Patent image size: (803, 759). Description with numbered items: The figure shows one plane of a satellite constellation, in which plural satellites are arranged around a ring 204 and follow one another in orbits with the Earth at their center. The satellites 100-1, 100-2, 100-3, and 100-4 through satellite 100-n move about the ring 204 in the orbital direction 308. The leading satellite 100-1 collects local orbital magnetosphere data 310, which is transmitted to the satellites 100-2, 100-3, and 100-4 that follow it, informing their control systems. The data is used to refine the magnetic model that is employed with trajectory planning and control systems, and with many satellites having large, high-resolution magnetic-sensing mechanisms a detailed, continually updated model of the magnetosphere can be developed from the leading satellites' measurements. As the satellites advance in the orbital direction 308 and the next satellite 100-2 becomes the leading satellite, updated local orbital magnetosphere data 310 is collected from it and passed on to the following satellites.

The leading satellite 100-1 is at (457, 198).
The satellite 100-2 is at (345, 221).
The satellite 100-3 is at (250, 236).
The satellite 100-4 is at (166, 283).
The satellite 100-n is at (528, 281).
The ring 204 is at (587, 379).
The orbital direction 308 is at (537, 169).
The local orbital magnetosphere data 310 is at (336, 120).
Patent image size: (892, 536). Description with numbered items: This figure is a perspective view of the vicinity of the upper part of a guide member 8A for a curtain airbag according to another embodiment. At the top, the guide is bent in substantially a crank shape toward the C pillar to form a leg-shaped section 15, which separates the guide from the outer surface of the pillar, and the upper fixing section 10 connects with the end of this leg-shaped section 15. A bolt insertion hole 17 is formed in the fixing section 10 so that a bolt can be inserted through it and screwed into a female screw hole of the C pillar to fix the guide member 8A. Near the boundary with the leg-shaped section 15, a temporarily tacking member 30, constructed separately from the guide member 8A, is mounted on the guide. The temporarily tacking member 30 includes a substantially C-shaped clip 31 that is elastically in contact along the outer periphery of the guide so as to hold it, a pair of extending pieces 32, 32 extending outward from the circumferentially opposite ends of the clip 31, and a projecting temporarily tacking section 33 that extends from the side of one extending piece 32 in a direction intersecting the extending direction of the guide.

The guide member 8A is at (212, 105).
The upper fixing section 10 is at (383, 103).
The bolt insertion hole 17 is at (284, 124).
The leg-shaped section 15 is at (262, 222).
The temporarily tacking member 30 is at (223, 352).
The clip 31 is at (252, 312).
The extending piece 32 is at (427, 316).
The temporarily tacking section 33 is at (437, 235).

* **Requirement**: Recast the lines above as a Markdown table with the columns Row and Line. Number each line in Row, put its text in Line, and leave out the blank lines.

* **Reply to the task**:
| Row | Line |
|---|---|
| 1 | Patent image size: (803, 759). Description with numbered items: The figure shows one plane of a satellite constellation, in which plural satellites are arranged around a ring 204 and follow one another in orbits with the Earth at their center. The satellites 100-1, 100-2, 100-3, and 100-4 through satellite 100-n move about the ring 204 in the orbital direction 308. The leading satellite 100-1 collects local orbital magnetosphere data 310, which is transmitted to the satellites 100-2, 100-3, and 100-4 that follow it, informing their control systems. The data is used to refine the magnetic model that is employed with trajectory planning and control systems, and with many satellites having large, high-resolution magnetic-sensing mechanisms a detailed, continually updated model of the magnetosphere can be developed from the leading satellites' measurements. As the satellites advance in the orbital direction 308 and the next satellite 100-2 becomes the leading satellite, updated local orbital magnetosphere data 310 is collected from it and passed on to the following satellites. |
| 2 | The leading satellite 100-1 is at (457, 198). |
| 3 | The satellite 100-2 is at (345, 221). |
| 4 | The satellite 100-3 is at (250, 236). |
| 5 | The satellite 100-4 is at (166, 283). |
| 6 | The satellite 100-n is at (528, 281). |
| 7 | The ring 204 is at (587, 379). |
| 8 | The orbital direction 308 is at (537, 169). |
| 9 | The local orbital magnetosphere data 310 is at (336, 120). |
| 10 | Patent image size: (892, 536). Description with numbered items: This figure is a perspective view of the vicinity of the upper part of a guide member 8A for a curtain airbag according to another embodiment. At the top, the guide is bent in substantially a crank shape toward the C pillar to form a leg-shaped section 15, which separates the guide from the outer surface of the pillar, and the upper fixing section 10 connects with the end of this leg-shaped section 15. A bolt insertion hole 17 is formed in the fixing section 10 so that a bolt can be inserted through it and screwed into a female screw hole of the C pillar to fix the guide member 8A. Near the boundary with the leg-shaped section 15, a temporarily tacking member 30, constructed separately from the guide member 8A, is mounted on the guide. The temporarily tacking member 30 includes a substantially C-shaped clip 31 that is elastically in contact along the outer periphery of the guide so as to hold it, a pair of extending pieces 32, 32 extending outward from the circumferentially opposite ends of the clip 31, and a projecting temporarily tacking section 33 that extends from the side of one extending piece 32 in a direction intersecting the extending direction of the guide. |
| 11 | The guide member 8A is at (212, 105). |
| 12 | The upper fixing section 10 is at (383, 103). |
| 13 | The bolt insertion hole 17 is at (284, 124). |
| 14 | The leg-shaped section 15 is at (262, 222). |
| 15 | The temporarily tacking member 30 is at (223, 352). |
| 16 | The clip 31 is at (252, 312). |
| 17 | The extending piece 32 is at (427, 316). |
| 18 | The temporarily tacking section 33 is at (437, 235). |